Repeat every entry word for word, but leave the images out of your copy.
━━ Rows
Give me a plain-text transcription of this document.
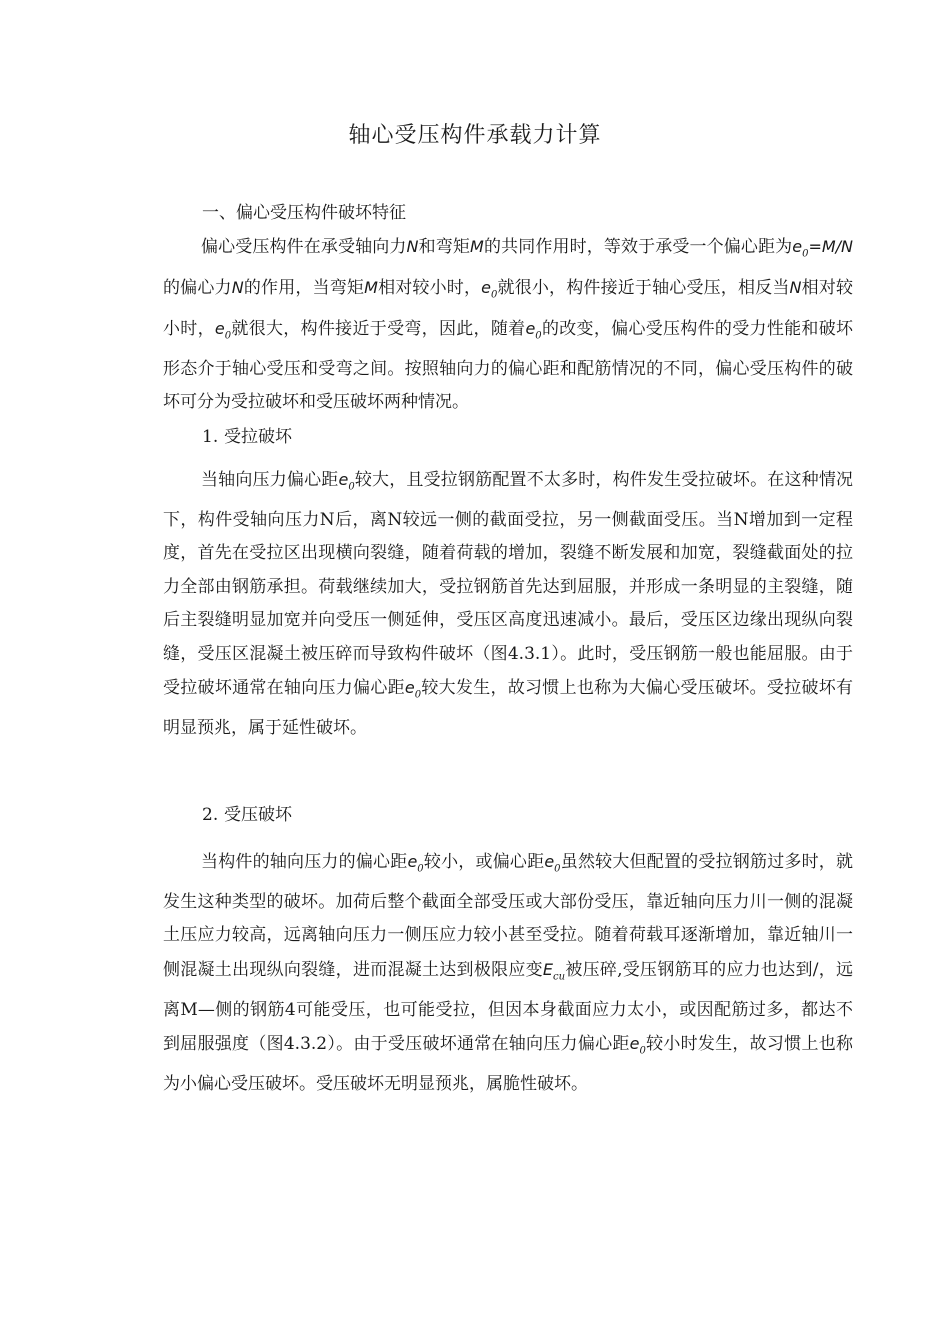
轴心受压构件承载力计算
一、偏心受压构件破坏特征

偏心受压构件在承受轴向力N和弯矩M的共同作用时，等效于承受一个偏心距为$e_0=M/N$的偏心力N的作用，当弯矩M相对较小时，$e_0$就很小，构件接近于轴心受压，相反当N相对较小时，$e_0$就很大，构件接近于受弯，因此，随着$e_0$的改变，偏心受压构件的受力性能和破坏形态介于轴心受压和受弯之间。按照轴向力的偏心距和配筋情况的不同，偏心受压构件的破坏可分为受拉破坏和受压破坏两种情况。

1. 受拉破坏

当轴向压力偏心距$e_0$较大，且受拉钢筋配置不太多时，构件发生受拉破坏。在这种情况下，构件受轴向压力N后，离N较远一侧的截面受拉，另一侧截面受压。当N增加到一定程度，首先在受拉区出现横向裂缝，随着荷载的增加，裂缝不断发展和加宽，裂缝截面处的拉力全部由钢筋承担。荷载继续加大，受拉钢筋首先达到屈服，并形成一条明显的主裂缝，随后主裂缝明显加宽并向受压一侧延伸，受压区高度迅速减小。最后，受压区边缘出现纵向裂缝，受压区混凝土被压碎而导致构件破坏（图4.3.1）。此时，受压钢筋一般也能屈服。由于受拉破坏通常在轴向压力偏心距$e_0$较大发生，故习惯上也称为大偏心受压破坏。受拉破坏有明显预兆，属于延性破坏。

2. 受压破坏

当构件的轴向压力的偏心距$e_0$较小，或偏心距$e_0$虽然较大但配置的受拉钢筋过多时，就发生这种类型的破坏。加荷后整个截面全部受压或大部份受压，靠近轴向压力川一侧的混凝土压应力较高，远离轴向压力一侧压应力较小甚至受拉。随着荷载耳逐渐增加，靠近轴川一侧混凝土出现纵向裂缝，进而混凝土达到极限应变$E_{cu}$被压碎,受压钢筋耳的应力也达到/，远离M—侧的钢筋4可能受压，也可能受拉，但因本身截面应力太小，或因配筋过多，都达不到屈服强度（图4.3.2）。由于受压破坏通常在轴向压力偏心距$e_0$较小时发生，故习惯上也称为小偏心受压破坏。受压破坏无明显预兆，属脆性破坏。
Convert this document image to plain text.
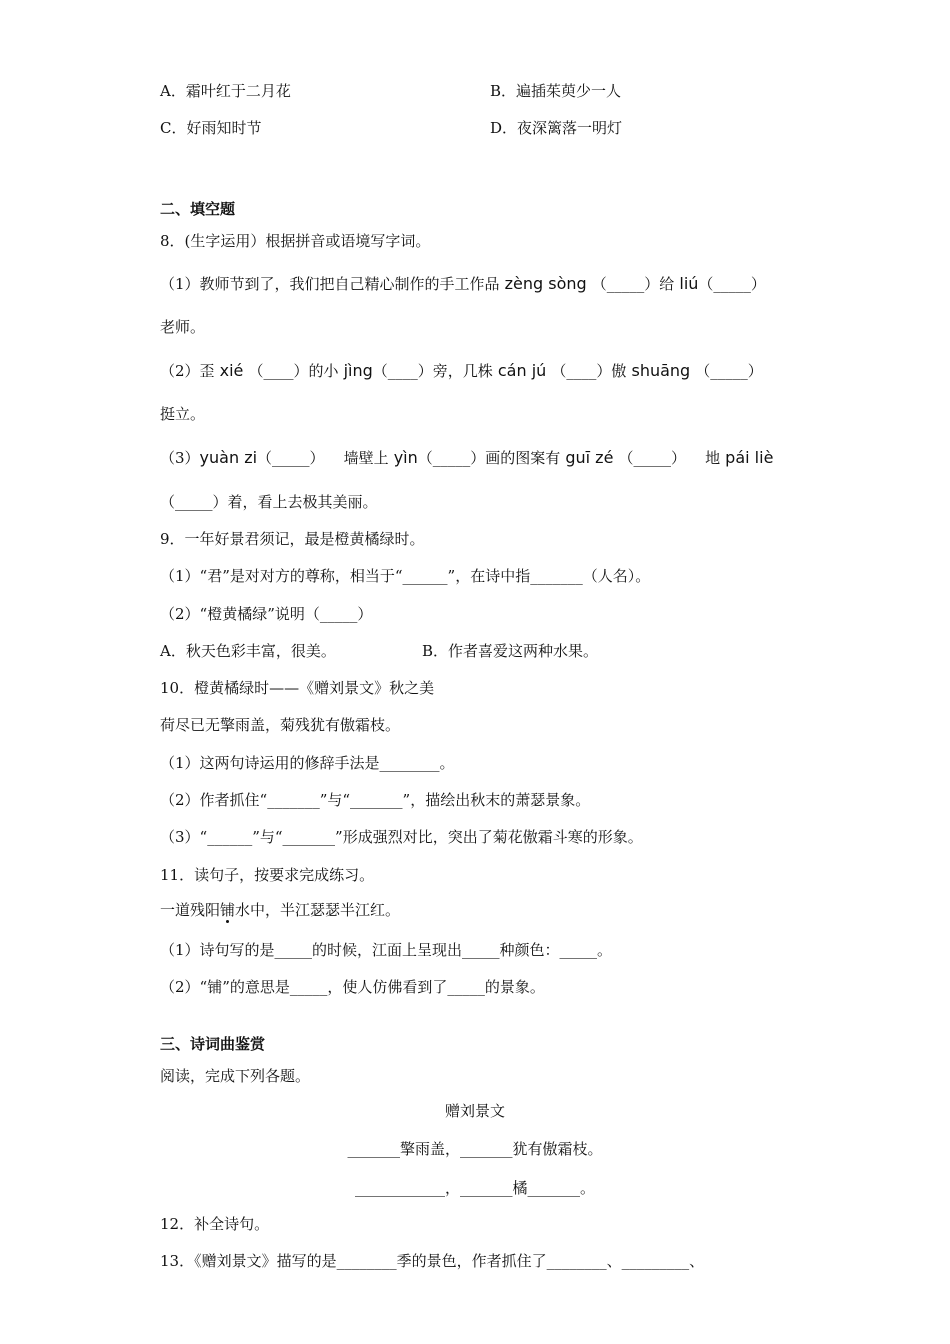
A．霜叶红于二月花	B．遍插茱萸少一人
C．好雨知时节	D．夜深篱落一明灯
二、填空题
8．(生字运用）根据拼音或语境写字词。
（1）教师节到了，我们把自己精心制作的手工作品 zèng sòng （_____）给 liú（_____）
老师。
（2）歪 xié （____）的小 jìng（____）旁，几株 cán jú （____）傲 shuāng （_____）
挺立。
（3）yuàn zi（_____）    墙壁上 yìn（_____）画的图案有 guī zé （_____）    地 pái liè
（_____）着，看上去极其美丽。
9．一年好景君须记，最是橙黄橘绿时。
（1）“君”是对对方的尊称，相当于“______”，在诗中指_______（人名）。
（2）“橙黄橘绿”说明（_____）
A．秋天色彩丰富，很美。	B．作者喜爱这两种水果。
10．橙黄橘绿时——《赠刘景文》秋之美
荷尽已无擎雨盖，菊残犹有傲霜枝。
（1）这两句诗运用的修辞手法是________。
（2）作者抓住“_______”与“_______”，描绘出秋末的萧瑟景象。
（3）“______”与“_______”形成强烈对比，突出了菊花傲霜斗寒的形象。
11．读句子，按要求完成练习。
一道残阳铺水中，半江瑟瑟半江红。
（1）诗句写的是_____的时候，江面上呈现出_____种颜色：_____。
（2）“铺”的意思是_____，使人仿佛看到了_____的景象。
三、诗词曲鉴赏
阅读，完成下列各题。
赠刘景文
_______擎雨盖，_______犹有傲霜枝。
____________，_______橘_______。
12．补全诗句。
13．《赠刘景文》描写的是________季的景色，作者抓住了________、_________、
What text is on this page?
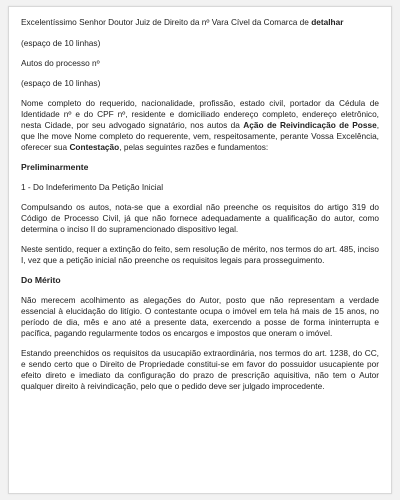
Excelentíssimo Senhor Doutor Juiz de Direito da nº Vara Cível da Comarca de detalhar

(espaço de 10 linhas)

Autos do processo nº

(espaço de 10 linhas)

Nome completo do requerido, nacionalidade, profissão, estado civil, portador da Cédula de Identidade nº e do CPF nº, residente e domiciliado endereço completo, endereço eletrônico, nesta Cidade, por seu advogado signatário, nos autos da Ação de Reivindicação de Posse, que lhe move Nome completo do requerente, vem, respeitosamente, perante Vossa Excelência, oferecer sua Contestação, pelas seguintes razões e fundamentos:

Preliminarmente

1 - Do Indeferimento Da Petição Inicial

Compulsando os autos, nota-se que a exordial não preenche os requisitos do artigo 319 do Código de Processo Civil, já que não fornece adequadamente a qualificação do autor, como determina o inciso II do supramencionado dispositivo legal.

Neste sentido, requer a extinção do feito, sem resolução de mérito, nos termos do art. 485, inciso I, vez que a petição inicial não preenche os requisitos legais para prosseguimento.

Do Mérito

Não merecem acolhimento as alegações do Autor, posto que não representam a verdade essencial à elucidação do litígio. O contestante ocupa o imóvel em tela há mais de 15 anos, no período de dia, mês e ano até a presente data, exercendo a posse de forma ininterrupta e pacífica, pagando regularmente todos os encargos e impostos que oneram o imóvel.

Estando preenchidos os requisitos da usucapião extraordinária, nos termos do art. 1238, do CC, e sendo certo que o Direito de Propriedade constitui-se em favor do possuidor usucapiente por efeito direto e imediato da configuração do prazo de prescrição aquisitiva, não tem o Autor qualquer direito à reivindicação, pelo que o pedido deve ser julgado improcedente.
━━━━
• Answer to the exercise:
Give me a plain-text transcription of this document.
轴心受压构件承载力计算
一、偏心受压构件破坏特征

偏心受压构件在承受轴向力N和弯矩M的共同作用时，等效于承受一个偏心距为$e_0=M/N$的偏心力N的作用，当弯矩M相对较小时，$e_0$就很小，构件接近于轴心受压，相反当N相对较小时，$e_0$就很大，构件接近于受弯，因此，随着$e_0$的改变，偏心受压构件的受力性能和破坏形态介于轴心受压和受弯之间。按照轴向力的偏心距和配筋情况的不同，偏心受压构件的破坏可分为受拉破坏和受压破坏两种情况。

1. 受拉破坏

当轴向压力偏心距$e_0$较大，且受拉钢筋配置不太多时，构件发生受拉破坏。在这种情况下，构件受轴向压力N后，离N较远一侧的截面受拉，另一侧截面受压。当N增加到一定程度，首先在受拉区出现横向裂缝，随着荷载的增加，裂缝不断发展和加宽，裂缝截面处的拉力全部由钢筋承担。荷载继续加大，受拉钢筋首先达到屈服，并形成一条明显的主裂缝，随后主裂缝明显加宽并向受压一侧延伸，受压区高度迅速减小。最后，受压区边缘出现纵向裂缝，受压区混凝土被压碎而导致构件破坏（图4.3.1）。此时，受压钢筋一般也能屈服。由于受拉破坏通常在轴向压力偏心距$e_0$较大发生，故习惯上也称为大偏心受压破坏。受拉破坏有明显预兆，属于延性破坏。

2. 受压破坏

当构件的轴向压力的偏心距$e_0$较小，或偏心距$e_0$虽然较大但配置的受拉钢筋过多时，就发生这种类型的破坏。加荷后整个截面全部受压或大部份受压，靠近轴向压力川一侧的混凝土压应力较高，远离轴向压力一侧压应力较小甚至受拉。随着荷载耳逐渐增加，靠近轴川一侧混凝土出现纵向裂缝，进而混凝土达到极限应变$E_{cu}$被压碎,受压钢筋耳的应力也达到/，远离M—侧的钢筋4可能受压，也可能受拉，但因本身截面应力太小，或因配筋过多，都达不到屈服强度（图4.3.2）。由于受压破坏通常在轴向压力偏心距$e_0$较小时发生，故习惯上也称为小偏心受压破坏。受压破坏无明显预兆，属脆性破坏。
Convert this document image to plain text.
A．霜叶红于二月花	B．遍插茱萸少一人
C．好雨知时节	D．夜深篱落一明灯
二、填空题
8．(生字运用）根据拼音或语境写字词。
（1）教师节到了，我们把自己精心制作的手工作品 zèng sòng （_____）给 liú（_____）
老师。
（2）歪 xié （____）的小 jìng（____）旁，几株 cán jú （____）傲 shuāng （_____）
挺立。
（3）yuàn zi（_____）    墙壁上 yìn（_____）画的图案有 guī zé （_____）    地 pái liè
（_____）着，看上去极其美丽。
9．一年好景君须记，最是橙黄橘绿时。
（1）“君”是对对方的尊称，相当于“______”，在诗中指_______（人名）。
（2）“橙黄橘绿”说明（_____）
A．秋天色彩丰富，很美。	B．作者喜爱这两种水果。
10．橙黄橘绿时——《赠刘景文》秋之美
荷尽已无擎雨盖，菊残犹有傲霜枝。
（1）这两句诗运用的修辞手法是________。
（2）作者抓住“_______”与“_______”，描绘出秋末的萧瑟景象。
（3）“______”与“_______”形成强烈对比，突出了菊花傲霜斗寒的形象。
11．读句子，按要求完成练习。
一道残阳铺水中，半江瑟瑟半江红。
（1）诗句写的是_____的时候，江面上呈现出_____种颜色：_____。
（2）“铺”的意思是_____，使人仿佛看到了_____的景象。
三、诗词曲鉴赏
阅读，完成下列各题。
赠刘景文
_______擎雨盖，_______犹有傲霜枝。
____________，_______橘_______。
12．补全诗句。
13．《赠刘景文》描写的是________季的景色，作者抓住了________、_________、
What text is on this page?
Excelentíssimo Senhor Doutor Juiz de Direito da nº Vara Cível da Comarca de detalhar

(espaço de 10 linhas)

Autos do processo nº

(espaço de 10 linhas)

Nome completo do requerido, nacionalidade, profissão, estado civil, portador da Cédula de Identidade nº e do CPF nº, residente e domiciliado endereço completo, endereço eletrônico, nesta Cidade, por seu advogado signatário, nos autos da Ação de Reivindicação de Posse, que lhe move Nome completo do requerente, vem, respeitosamente, perante Vossa Excelência, oferecer sua Contestação, pelas seguintes razões e fundamentos:

Preliminarmente

1 - Do Indeferimento Da Petição Inicial

Compulsando os autos, nota-se que a exordial não preenche os requisitos do artigo 319 do Código de Processo Civil, já que não fornece adequadamente a qualificação do autor, como determina o inciso II do supramencionado dispositivo legal.

Neste sentido, requer a extinção do feito, sem resolução de mérito, nos termos do art. 485, inciso I, vez que a petição inicial não preenche os requisitos legais para prosseguimento.

Do Mérito

Não merecem acolhimento as alegações do Autor, posto que não representam a verdade essencial à elucidação do litígio. O contestante ocupa o imóvel em tela há mais de 15 anos, no período de dia, mês e ano até a presente data, exercendo a posse de forma ininterrupta e pacífica, pagando regularmente todos os encargos e impostos que oneram o imóvel.

Estando preenchidos os requisitos da usucapião extraordinária, nos termos do art. 1238, do CC, e sendo certo que o Direito de Propriedade constitui-se em favor do possuidor usucapiente por efeito direto e imediato da configuração do prazo de prescrição aquisitiva, não tem o Autor qualquer direito à reivindicação, pelo que o pedido deve ser julgado improcedente.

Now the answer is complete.